(Exercise requirements) Transcribe the records exactly. Pictures do not belong in the transcription.

[Records from a collection of figures]

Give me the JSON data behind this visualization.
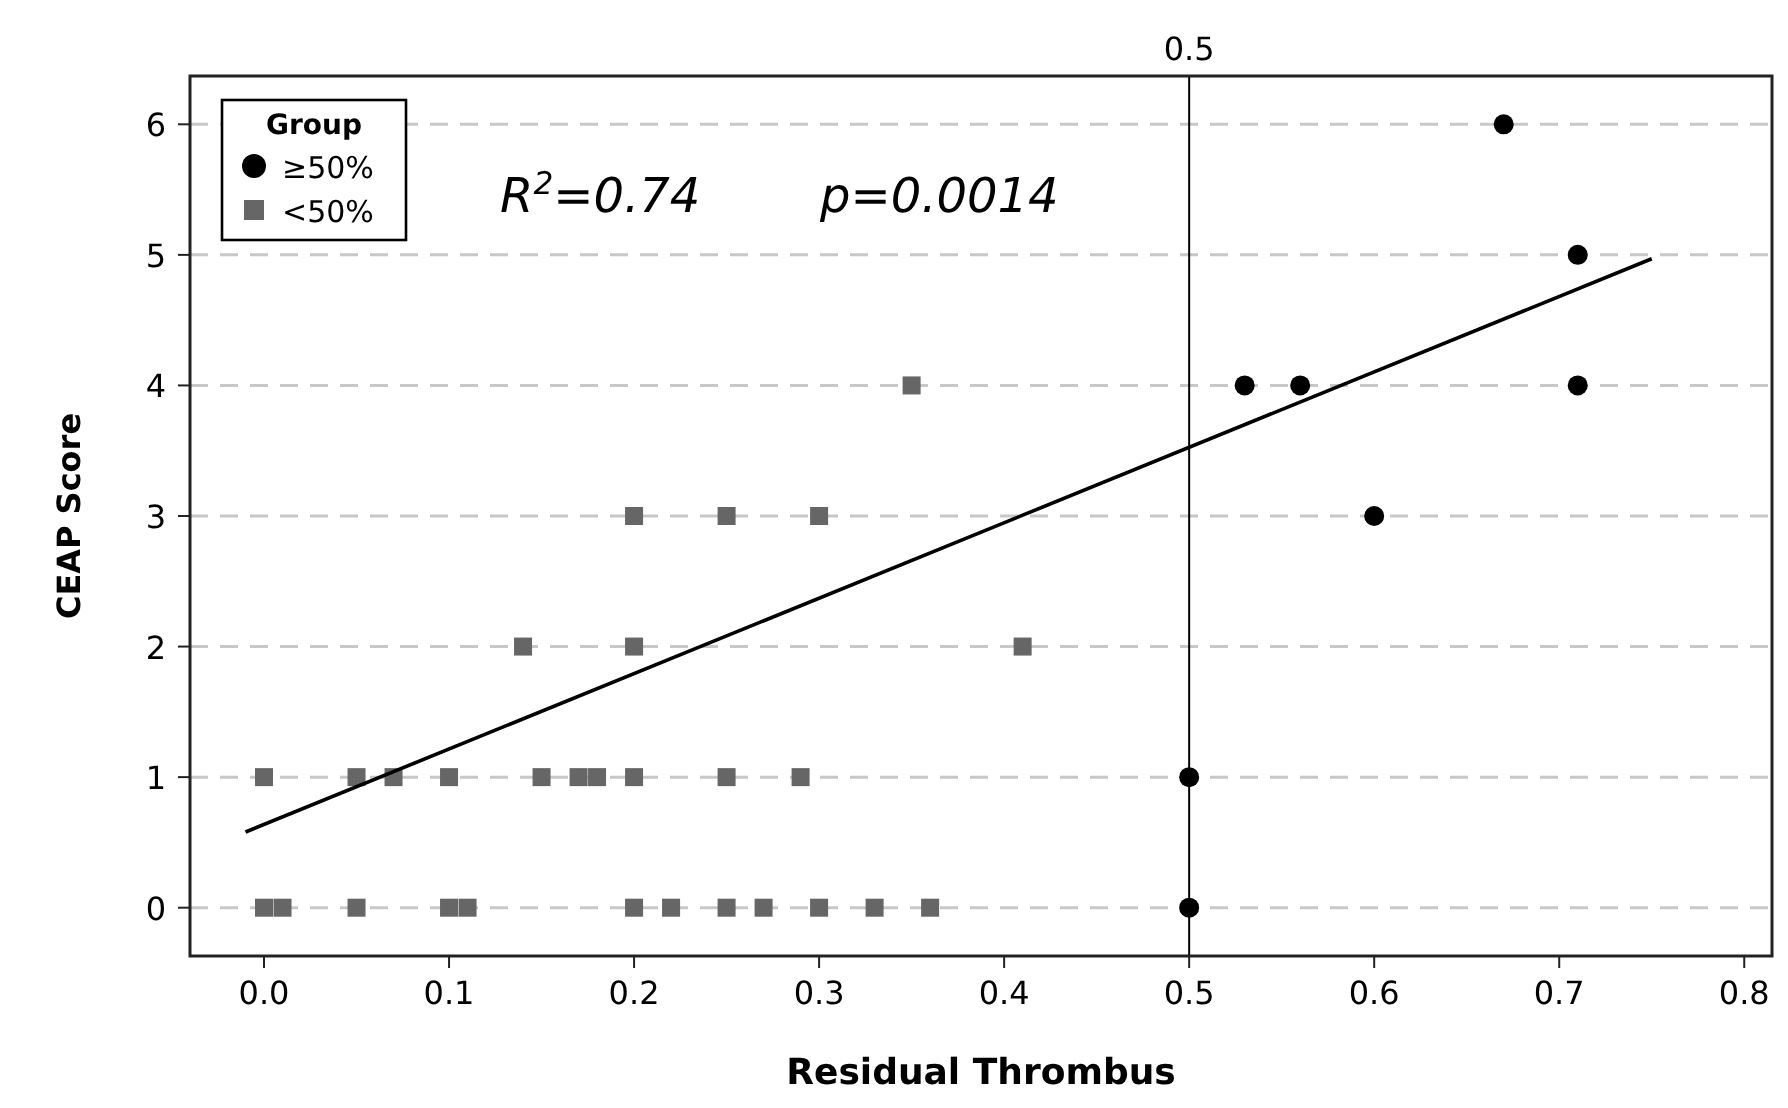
{
  "chart_data": {
    "type": "scatter",
    "xlabel": "Residual Thrombus",
    "ylabel": "CEAP Score",
    "legend_title": "Group",
    "legend": "top left",
    "grid": "y",
    "xlim": [
      -0.04,
      0.815
    ],
    "ylim": [
      -0.37,
      6.37
    ],
    "xticks": [
      {
        "value": 0,
        "label": "0.0"
      },
      0.1,
      0.2,
      0.3,
      0.4,
      0.5,
      0.6,
      0.7,
      {
        "value": 0.8,
        "label": "0.8"
      }
    ],
    "yticks": [
      0,
      1,
      2,
      3,
      4,
      5,
      6
    ],
    "ref_lines": [
      {
        "axis": "x",
        "value": 0.5,
        "label": "0.5",
        "color": "#000000",
        "line_style": "solid"
      }
    ],
    "annotations": [
      "R$^{2}$=0.74",
      "p=0.0014"
    ],
    "series": [
      {
        "name": "≥50%",
        "color": "#000000",
        "marker": "circle",
        "x": [
          0.5,
          0.5,
          0.53,
          0.56,
          0.6,
          0.67,
          0.71,
          0.71
        ],
        "values": [
          0,
          1,
          4,
          4,
          3,
          6,
          5,
          4
        ]
      },
      {
        "name": "<50%",
        "color": "#666666",
        "marker": "square",
        "x": [
          0,
          0.01,
          0.05,
          0.1,
          0.11,
          0.2,
          0.22,
          0.25,
          0.27,
          0.3,
          0.33,
          0.36,
          0,
          0.05,
          0.07,
          0.1,
          0.15,
          0.17,
          0.18,
          0.2,
          0.25,
          0.29,
          0.14,
          0.2,
          0.41,
          0.2,
          0.25,
          0.3,
          0.35
        ],
        "values": [
          0,
          0,
          0,
          0,
          0,
          0,
          0,
          0,
          0,
          0,
          0,
          0,
          1,
          1,
          1,
          1,
          1,
          1,
          1,
          1,
          1,
          1,
          2,
          2,
          2,
          3,
          3,
          3,
          4
        ]
      },
      {
        "type": "line",
        "color": "#000000",
        "marker": "none",
        "line_style": "solid",
        "x": [
          -0.01,
          0.75
        ],
        "values": [
          0.58,
          4.97
        ]
      }
    ]
  }
}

(Solution)
Give me the JSON data behind this visualization.
{
  "chart_data": {
    "type": "scatter",
    "xlabel": "Residual Thrombus",
    "ylabel": "CEAP Score",
    "legend_title": "Group",
    "legend": "top left",
    "grid": "y",
    "xlim": [
      -0.04,
      0.815
    ],
    "ylim": [
      -0.37,
      6.37
    ],
    "xticks": [
      {
        "value": 0,
        "label": "0.0"
      },
      0.1,
      0.2,
      0.3,
      0.4,
      0.5,
      0.6,
      0.7,
      {
        "value": 0.8,
        "label": "0.8"
      }
    ],
    "yticks": [
      0,
      1,
      2,
      3,
      4,
      5,
      6
    ],
    "ref_lines": [
      {
        "axis": "x",
        "value": 0.5,
        "label": "0.5",
        "color": "#000000",
        "line_style": "solid"
      }
    ],
    "annotations": [
      "R$^{2}$=0.74",
      "p=0.0014"
    ],
    "series": [
      {
        "name": "≥50%",
        "color": "#000000",
        "marker": "circle",
        "x": [
          0.5,
          0.5,
          0.53,
          0.56,
          0.6,
          0.67,
          0.71,
          0.71
        ],
        "values": [
          0,
          1,
          4,
          4,
          3,
          6,
          5,
          4
        ]
      },
      {
        "name": "<50%",
        "color": "#666666",
        "marker": "square",
        "x": [
          0,
          0.01,
          0.05,
          0.1,
          0.11,
          0.2,
          0.22,
          0.25,
          0.27,
          0.3,
          0.33,
          0.36,
          0,
          0.05,
          0.07,
          0.1,
          0.15,
          0.17,
          0.18,
          0.2,
          0.25,
          0.29,
          0.14,
          0.2,
          0.41,
          0.2,
          0.25,
          0.3,
          0.35
        ],
        "values": [
          0,
          0,
          0,
          0,
          0,
          0,
          0,
          0,
          0,
          0,
          0,
          0,
          1,
          1,
          1,
          1,
          1,
          1,
          1,
          1,
          1,
          1,
          2,
          2,
          2,
          3,
          3,
          3,
          4
        ]
      },
      {
        "type": "line",
        "color": "#000000",
        "marker": "none",
        "line_style": "solid",
        "x": [
          -0.01,
          0.75
        ],
        "values": [
          0.58,
          4.97
        ]
      }
    ]
  }
}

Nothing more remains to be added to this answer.